Task statement ▸
Return the records that follow unaltered. Omit every picture.

(Stored records)
- - - -

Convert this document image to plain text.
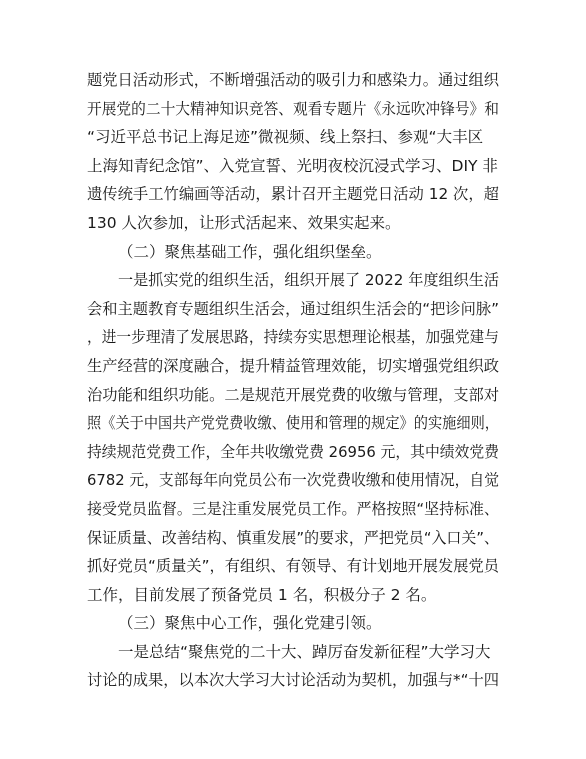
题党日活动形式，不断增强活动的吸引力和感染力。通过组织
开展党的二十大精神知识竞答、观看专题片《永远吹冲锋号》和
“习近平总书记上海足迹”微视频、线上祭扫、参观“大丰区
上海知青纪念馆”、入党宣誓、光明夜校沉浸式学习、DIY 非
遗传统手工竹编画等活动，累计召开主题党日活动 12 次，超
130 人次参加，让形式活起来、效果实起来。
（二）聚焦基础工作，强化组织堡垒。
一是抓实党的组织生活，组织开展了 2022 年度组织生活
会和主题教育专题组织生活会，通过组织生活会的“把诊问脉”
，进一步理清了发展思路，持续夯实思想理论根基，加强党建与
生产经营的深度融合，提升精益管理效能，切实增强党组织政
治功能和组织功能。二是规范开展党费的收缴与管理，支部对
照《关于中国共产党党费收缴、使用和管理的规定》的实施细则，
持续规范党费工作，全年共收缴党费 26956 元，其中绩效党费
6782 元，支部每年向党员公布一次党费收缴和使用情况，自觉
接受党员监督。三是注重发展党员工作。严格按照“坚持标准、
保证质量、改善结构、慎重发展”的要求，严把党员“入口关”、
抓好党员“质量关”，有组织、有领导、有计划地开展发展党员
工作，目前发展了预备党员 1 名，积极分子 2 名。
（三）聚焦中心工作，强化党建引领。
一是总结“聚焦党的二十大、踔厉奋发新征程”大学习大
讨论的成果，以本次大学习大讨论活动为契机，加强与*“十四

- - - -

Exercise response ▸
Convert this document image to plain text.
题党日活动形式，不断增强活动的吸引力和感染力。通过组织
开展党的二十大精神知识竞答、观看专题片《永远吹冲锋号》和
“习近平总书记上海足迹”微视频、线上祭扫、参观“大丰区
上海知青纪念馆”、入党宣誓、光明夜校沉浸式学习、DIY 非
遗传统手工竹编画等活动，累计召开主题党日活动 12 次，超
130 人次参加，让形式活起来、效果实起来。
（二）聚焦基础工作，强化组织堡垒。
一是抓实党的组织生活，组织开展了 2022 年度组织生活
会和主题教育专题组织生活会，通过组织生活会的“把诊问脉”
，进一步理清了发展思路，持续夯实思想理论根基，加强党建与
生产经营的深度融合，提升精益管理效能，切实增强党组织政
治功能和组织功能。二是规范开展党费的收缴与管理，支部对
照《关于中国共产党党费收缴、使用和管理的规定》的实施细则，
持续规范党费工作，全年共收缴党费 26956 元，其中绩效党费
6782 元，支部每年向党员公布一次党费收缴和使用情况，自觉
接受党员监督。三是注重发展党员工作。严格按照“坚持标准、
保证质量、改善结构、慎重发展”的要求，严把党员“入口关”、
抓好党员“质量关”，有组织、有领导、有计划地开展发展党员
工作，目前发展了预备党员 1 名，积极分子 2 名。
（三）聚焦中心工作，强化党建引领。
一是总结“聚焦党的二十大、踔厉奋发新征程”大学习大
讨论的成果，以本次大学习大讨论活动为契机，加强与*“十四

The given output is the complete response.